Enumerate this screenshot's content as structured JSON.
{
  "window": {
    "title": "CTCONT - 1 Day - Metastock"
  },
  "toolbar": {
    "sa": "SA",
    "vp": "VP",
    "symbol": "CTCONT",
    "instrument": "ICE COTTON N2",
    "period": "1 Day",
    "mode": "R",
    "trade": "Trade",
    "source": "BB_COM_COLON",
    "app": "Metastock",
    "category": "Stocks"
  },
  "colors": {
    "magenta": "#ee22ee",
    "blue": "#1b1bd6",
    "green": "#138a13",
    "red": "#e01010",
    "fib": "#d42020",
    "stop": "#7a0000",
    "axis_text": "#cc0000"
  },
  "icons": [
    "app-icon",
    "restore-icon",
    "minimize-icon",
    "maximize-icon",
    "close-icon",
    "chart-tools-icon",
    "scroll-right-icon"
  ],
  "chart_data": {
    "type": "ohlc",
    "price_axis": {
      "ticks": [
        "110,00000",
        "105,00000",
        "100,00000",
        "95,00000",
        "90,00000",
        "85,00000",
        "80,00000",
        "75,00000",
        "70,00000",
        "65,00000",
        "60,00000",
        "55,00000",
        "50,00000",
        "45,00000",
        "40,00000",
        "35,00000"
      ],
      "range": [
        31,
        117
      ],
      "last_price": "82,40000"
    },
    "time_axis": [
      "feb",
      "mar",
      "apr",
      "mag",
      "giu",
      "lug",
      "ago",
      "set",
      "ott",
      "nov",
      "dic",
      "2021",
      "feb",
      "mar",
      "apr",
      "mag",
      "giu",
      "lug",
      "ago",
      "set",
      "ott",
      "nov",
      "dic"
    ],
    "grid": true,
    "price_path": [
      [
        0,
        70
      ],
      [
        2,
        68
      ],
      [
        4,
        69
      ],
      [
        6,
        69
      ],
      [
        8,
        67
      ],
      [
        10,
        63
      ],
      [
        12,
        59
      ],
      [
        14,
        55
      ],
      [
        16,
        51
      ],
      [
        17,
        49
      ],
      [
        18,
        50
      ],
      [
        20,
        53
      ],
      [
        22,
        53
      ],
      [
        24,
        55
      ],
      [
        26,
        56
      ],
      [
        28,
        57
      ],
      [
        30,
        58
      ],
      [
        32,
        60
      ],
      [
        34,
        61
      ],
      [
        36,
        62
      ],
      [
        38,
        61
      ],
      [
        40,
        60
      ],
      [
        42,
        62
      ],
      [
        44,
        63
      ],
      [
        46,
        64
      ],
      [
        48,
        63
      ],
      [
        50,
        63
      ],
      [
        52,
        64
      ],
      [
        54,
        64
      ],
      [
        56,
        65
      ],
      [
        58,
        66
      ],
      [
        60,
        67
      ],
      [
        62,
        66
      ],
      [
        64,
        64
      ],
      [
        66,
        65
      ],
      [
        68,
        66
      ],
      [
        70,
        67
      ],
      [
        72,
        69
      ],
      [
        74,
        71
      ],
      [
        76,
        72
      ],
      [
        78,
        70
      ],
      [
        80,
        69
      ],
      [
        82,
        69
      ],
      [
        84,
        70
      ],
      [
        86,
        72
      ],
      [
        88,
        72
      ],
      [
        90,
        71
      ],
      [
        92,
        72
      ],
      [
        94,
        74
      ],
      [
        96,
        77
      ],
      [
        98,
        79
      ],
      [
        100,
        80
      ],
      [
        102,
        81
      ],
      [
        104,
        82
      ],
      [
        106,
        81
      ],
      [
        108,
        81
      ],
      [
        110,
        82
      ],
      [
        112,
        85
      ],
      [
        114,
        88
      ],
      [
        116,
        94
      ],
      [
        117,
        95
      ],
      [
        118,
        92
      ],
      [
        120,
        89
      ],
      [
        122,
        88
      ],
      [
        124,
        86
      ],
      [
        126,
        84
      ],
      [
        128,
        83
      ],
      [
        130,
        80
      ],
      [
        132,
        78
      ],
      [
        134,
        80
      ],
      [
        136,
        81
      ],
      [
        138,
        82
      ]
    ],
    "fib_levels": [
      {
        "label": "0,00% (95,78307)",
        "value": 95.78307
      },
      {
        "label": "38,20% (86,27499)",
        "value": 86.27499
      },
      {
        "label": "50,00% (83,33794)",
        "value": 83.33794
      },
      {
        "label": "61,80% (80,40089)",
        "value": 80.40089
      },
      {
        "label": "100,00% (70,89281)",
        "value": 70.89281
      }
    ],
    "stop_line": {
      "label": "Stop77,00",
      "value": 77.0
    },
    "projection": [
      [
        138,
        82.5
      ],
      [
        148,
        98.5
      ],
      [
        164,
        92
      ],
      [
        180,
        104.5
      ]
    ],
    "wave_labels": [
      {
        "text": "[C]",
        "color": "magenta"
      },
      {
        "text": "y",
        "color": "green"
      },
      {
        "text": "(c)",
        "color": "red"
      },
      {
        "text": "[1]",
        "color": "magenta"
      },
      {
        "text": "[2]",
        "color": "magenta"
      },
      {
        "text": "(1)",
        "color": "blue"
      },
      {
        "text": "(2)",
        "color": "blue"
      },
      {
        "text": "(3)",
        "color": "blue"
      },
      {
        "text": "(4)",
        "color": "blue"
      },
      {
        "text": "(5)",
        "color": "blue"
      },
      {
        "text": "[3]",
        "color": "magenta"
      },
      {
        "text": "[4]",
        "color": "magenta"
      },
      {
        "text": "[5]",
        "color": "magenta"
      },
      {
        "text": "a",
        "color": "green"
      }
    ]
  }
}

------------------------------------------------------------

▶ _Description of the task_
Extract all of the data shown above without alteration.

▶ _Solution for this task_
Enumerate this screenshot's content as structured JSON.
{
  "window": {
    "title": "CTCONT - 1 Day - Metastock"
  },
  "toolbar": {
    "sa": "SA",
    "vp": "VP",
    "symbol": "CTCONT",
    "instrument": "ICE COTTON N2",
    "period": "1 Day",
    "mode": "R",
    "trade": "Trade",
    "source": "BB_COM_COLON",
    "app": "Metastock",
    "category": "Stocks"
  },
  "colors": {
    "magenta": "#ee22ee",
    "blue": "#1b1bd6",
    "green": "#138a13",
    "red": "#e01010",
    "fib": "#d42020",
    "stop": "#7a0000",
    "axis_text": "#cc0000"
  },
  "icons": [
    "app-icon",
    "restore-icon",
    "minimize-icon",
    "maximize-icon",
    "close-icon",
    "chart-tools-icon",
    "scroll-right-icon"
  ],
  "chart_data": {
    "type": "ohlc",
    "price_axis": {
      "ticks": [
        "110,00000",
        "105,00000",
        "100,00000",
        "95,00000",
        "90,00000",
        "85,00000",
        "80,00000",
        "75,00000",
        "70,00000",
        "65,00000",
        "60,00000",
        "55,00000",
        "50,00000",
        "45,00000",
        "40,00000",
        "35,00000"
      ],
      "range": [
        31,
        117
      ],
      "last_price": "82,40000"
    },
    "time_axis": [
      "feb",
      "mar",
      "apr",
      "mag",
      "giu",
      "lug",
      "ago",
      "set",
      "ott",
      "nov",
      "dic",
      "2021",
      "feb",
      "mar",
      "apr",
      "mag",
      "giu",
      "lug",
      "ago",
      "set",
      "ott",
      "nov",
      "dic"
    ],
    "grid": true,
    "price_path": [
      [
        0,
        70
      ],
      [
        2,
        68
      ],
      [
        4,
        69
      ],
      [
        6,
        69
      ],
      [
        8,
        67
      ],
      [
        10,
        63
      ],
      [
        12,
        59
      ],
      [
        14,
        55
      ],
      [
        16,
        51
      ],
      [
        17,
        49
      ],
      [
        18,
        50
      ],
      [
        20,
        53
      ],
      [
        22,
        53
      ],
      [
        24,
        55
      ],
      [
        26,
        56
      ],
      [
        28,
        57
      ],
      [
        30,
        58
      ],
      [
        32,
        60
      ],
      [
        34,
        61
      ],
      [
        36,
        62
      ],
      [
        38,
        61
      ],
      [
        40,
        60
      ],
      [
        42,
        62
      ],
      [
        44,
        63
      ],
      [
        46,
        64
      ],
      [
        48,
        63
      ],
      [
        50,
        63
      ],
      [
        52,
        64
      ],
      [
        54,
        64
      ],
      [
        56,
        65
      ],
      [
        58,
        66
      ],
      [
        60,
        67
      ],
      [
        62,
        66
      ],
      [
        64,
        64
      ],
      [
        66,
        65
      ],
      [
        68,
        66
      ],
      [
        70,
        67
      ],
      [
        72,
        69
      ],
      [
        74,
        71
      ],
      [
        76,
        72
      ],
      [
        78,
        70
      ],
      [
        80,
        69
      ],
      [
        82,
        69
      ],
      [
        84,
        70
      ],
      [
        86,
        72
      ],
      [
        88,
        72
      ],
      [
        90,
        71
      ],
      [
        92,
        72
      ],
      [
        94,
        74
      ],
      [
        96,
        77
      ],
      [
        98,
        79
      ],
      [
        100,
        80
      ],
      [
        102,
        81
      ],
      [
        104,
        82
      ],
      [
        106,
        81
      ],
      [
        108,
        81
      ],
      [
        110,
        82
      ],
      [
        112,
        85
      ],
      [
        114,
        88
      ],
      [
        116,
        94
      ],
      [
        117,
        95
      ],
      [
        118,
        92
      ],
      [
        120,
        89
      ],
      [
        122,
        88
      ],
      [
        124,
        86
      ],
      [
        126,
        84
      ],
      [
        128,
        83
      ],
      [
        130,
        80
      ],
      [
        132,
        78
      ],
      [
        134,
        80
      ],
      [
        136,
        81
      ],
      [
        138,
        82
      ]
    ],
    "fib_levels": [
      {
        "label": "0,00% (95,78307)",
        "value": 95.78307
      },
      {
        "label": "38,20% (86,27499)",
        "value": 86.27499
      },
      {
        "label": "50,00% (83,33794)",
        "value": 83.33794
      },
      {
        "label": "61,80% (80,40089)",
        "value": 80.40089
      },
      {
        "label": "100,00% (70,89281)",
        "value": 70.89281
      }
    ],
    "stop_line": {
      "label": "Stop77,00",
      "value": 77.0
    },
    "projection": [
      [
        138,
        82.5
      ],
      [
        148,
        98.5
      ],
      [
        164,
        92
      ],
      [
        180,
        104.5
      ]
    ],
    "wave_labels": [
      {
        "text": "[C]",
        "color": "magenta"
      },
      {
        "text": "y",
        "color": "green"
      },
      {
        "text": "(c)",
        "color": "red"
      },
      {
        "text": "[1]",
        "color": "magenta"
      },
      {
        "text": "[2]",
        "color": "magenta"
      },
      {
        "text": "(1)",
        "color": "blue"
      },
      {
        "text": "(2)",
        "color": "blue"
      },
      {
        "text": "(3)",
        "color": "blue"
      },
      {
        "text": "(4)",
        "color": "blue"
      },
      {
        "text": "(5)",
        "color": "blue"
      },
      {
        "text": "[3]",
        "color": "magenta"
      },
      {
        "text": "[4]",
        "color": "magenta"
      },
      {
        "text": "[5]",
        "color": "magenta"
      },
      {
        "text": "a",
        "color": "green"
      }
    ]
  }
}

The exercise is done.